- What you are asked to do:
Every line with the word "title" in it should be extracted from the data that follows.

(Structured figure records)

# # # # #

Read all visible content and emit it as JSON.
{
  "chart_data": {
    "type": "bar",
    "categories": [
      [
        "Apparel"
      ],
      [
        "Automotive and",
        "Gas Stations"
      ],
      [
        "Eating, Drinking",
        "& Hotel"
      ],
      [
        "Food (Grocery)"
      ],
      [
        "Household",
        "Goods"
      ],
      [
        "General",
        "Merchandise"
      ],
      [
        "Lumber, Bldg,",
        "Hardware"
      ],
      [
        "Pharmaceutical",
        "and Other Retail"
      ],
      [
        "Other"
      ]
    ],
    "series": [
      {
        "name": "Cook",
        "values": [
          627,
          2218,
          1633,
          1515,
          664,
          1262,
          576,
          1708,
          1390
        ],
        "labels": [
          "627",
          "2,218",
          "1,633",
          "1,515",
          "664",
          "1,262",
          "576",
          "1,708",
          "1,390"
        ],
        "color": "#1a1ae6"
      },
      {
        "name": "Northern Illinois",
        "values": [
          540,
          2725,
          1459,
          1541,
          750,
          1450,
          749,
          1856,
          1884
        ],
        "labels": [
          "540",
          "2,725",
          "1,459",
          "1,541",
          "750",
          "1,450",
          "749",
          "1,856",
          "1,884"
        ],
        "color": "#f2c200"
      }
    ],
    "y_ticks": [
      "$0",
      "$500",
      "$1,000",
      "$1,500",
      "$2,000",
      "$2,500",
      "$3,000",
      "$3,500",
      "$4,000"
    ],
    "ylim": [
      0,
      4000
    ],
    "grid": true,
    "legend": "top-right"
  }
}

# # # # #

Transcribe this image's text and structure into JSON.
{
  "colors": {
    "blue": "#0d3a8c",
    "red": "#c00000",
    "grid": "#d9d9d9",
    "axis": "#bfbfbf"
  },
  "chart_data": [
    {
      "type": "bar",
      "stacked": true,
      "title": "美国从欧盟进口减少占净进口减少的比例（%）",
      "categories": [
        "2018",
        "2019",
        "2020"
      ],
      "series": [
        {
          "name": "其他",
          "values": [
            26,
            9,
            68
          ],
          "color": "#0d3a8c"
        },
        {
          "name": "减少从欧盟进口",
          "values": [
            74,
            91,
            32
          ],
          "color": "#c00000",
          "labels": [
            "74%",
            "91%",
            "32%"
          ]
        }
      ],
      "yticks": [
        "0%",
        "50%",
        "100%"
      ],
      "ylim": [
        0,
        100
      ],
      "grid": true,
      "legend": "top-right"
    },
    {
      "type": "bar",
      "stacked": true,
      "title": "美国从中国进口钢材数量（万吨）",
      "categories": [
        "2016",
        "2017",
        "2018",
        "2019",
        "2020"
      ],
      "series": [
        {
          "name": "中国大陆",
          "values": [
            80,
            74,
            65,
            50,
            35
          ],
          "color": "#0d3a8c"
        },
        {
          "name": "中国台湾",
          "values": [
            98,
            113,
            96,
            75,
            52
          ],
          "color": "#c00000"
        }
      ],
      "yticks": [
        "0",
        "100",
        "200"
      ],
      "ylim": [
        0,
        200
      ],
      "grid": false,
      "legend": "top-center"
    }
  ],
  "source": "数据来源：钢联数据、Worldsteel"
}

# # # # #

- Task result:
      "title": "美国从欧盟进口减少占净进口减少的比例（%）",
      "title": "美国从中国进口钢材数量（万吨）",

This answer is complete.